• _THE EXERCISE_: Copy the material that follows word for word and omit its pictures.

***** DATA IN THIS EXERCISE *****

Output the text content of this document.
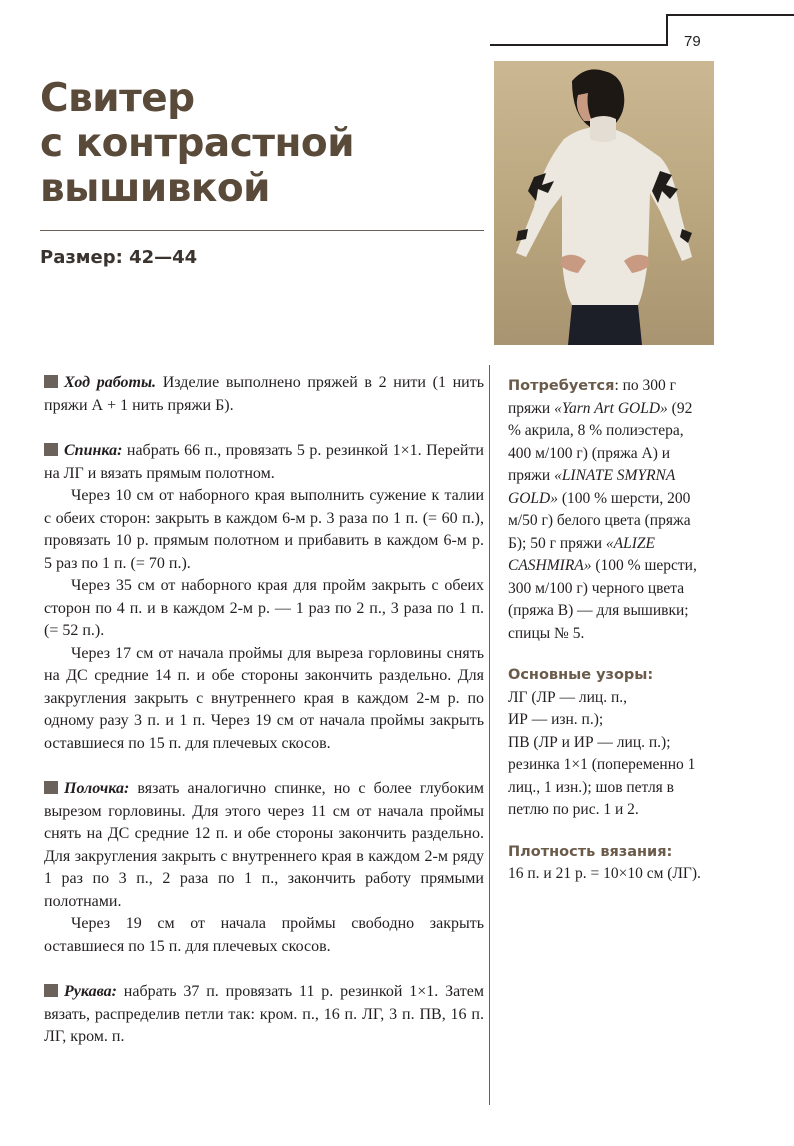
79
Свитер
с контрастной
вышивкой
Размер: 42—44

Ход работы. Изделие выполнено пряжей в 2 нити (1 нить пряжи А + 1 нить пряжи Б).

Спинка: набрать 66 п., провязать 5 р. резинкой 1×1. Перейти на ЛГ и вязать прямым полотном.

Через 10 см от наборного края выполнить сужение к талии с обеих сторон: закрыть в каждом 6-м р. 3 раза по 1 п. (= 60 п.), провязать 10 р. прямым полотном и прибавить в каждом 6-м р. 5 раз по 1 п. (= 70 п.).

Через 35 см от наборного края для пройм закрыть с обеих сторон по 4 п. и в каждом 2-м р. — 1 раз по 2 п., 3 раза по 1 п. (= 52 п.).

Через 17 см от начала проймы для выреза горловины снять на ДС средние 14 п. и обе стороны закончить раздельно. Для закругления закрыть с внутреннего края в каждом 2-м р. по одному разу 3 п. и 1 п. Через 19 см от начала проймы закрыть оставшиеся по 15 п. для плечевых скосов.

Полочка: вязать аналогично спинке, но с более глубоким вырезом горловины. Для этого через 11 см от начала проймы снять на ДС средние 12 п. и обе стороны закончить раздельно. Для закругления закрыть с внутреннего края в каждом 2-м ряду 1 раз по 3 п., 2 раза по 1 п., закончить работу прямыми полотнами.

Через 19 см от начала проймы свободно закрыть оставшиеся по 15 п. для плечевых скосов.

Рукава: набрать 37 п. провязать 11 р. резинкой 1×1. Затем вязать, распределив петли так: кром. п., 16 п. ЛГ, 3 п. ПВ, 16 п. ЛГ, кром. п.

Потребуется: по 300 г пряжи «Yarn Art GOLD» (92 % акрила, 8 % полиэстера, 400 м/100 г) (пряжа А) и пряжи «LINATE SMYRNA GOLD» (100 % шерсти, 200 м/50 г) белого цвета (пряжа Б); 50 г пряжи «ALIZE CASHMIRA» (100 % шерсти, 300 м/100 г) черного цвета (пряжа В) — для вышивки; спицы № 5.

Основные узоры:

ЛГ (ЛР — лиц. п.,

ИР — изн. п.);

ПВ (ЛР и ИР — лиц. п.);

резинка 1×1 (попеременно 1 лиц., 1 изн.); шов петля в петлю по рис. 1 и 2.

Плотность вязания:

16 п. и 21 р. = 10×10 см (ЛГ).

*****

• _SOLVED PROBLEM_:
Output the text content of this document.
79
Свитер
с контрастной
вышивкой
Размер: 42—44

Ход работы. Изделие выполнено пряжей в 2 нити (1 нить пряжи А + 1 нить пряжи Б).

Спинка: набрать 66 п., провязать 5 р. резинкой 1×1. Перейти на ЛГ и вязать прямым полотном.

Через 10 см от наборного края выполнить сужение к талии с обеих сторон: закрыть в каждом 6-м р. 3 раза по 1 п. (= 60 п.), провязать 10 р. прямым полотном и прибавить в каждом 6-м р. 5 раз по 1 п. (= 70 п.).

Через 35 см от наборного края для пройм закрыть с обеих сторон по 4 п. и в каждом 2-м р. — 1 раз по 2 п., 3 раза по 1 п. (= 52 п.).

Через 17 см от начала проймы для выреза горловины снять на ДС средние 14 п. и обе стороны закончить раздельно. Для закругления закрыть с внутреннего края в каждом 2-м р. по одному разу 3 п. и 1 п. Через 19 см от начала проймы закрыть оставшиеся по 15 п. для плечевых скосов.

Полочка: вязать аналогично спинке, но с более глубоким вырезом горловины. Для этого через 11 см от начала проймы снять на ДС средние 12 п. и обе стороны закончить раздельно. Для закругления закрыть с внутреннего края в каждом 2-м ряду 1 раз по 3 п., 2 раза по 1 п., закончить работу прямыми полотнами.

Через 19 см от начала проймы свободно закрыть оставшиеся по 15 п. для плечевых скосов.

Рукава: набрать 37 п. провязать 11 р. резинкой 1×1. Затем вязать, распределив петли так: кром. п., 16 п. ЛГ, 3 п. ПВ, 16 п. ЛГ, кром. п.

Потребуется: по 300 г пряжи «Yarn Art GOLD» (92 % акрила, 8 % полиэстера, 400 м/100 г) (пряжа А) и пряжи «LINATE SMYRNA GOLD» (100 % шерсти, 200 м/50 г) белого цвета (пряжа Б); 50 г пряжи «ALIZE CASHMIRA» (100 % шерсти, 300 м/100 г) черного цвета (пряжа В) — для вышивки; спицы № 5.

Основные узоры:

ЛГ (ЛР — лиц. п.,

ИР — изн. п.);

ПВ (ЛР и ИР — лиц. п.);

резинка 1×1 (попеременно 1 лиц., 1 изн.); шов петля в петлю по рис. 1 и 2.

Плотность вязания:

16 п. и 21 р. = 10×10 см (ЛГ).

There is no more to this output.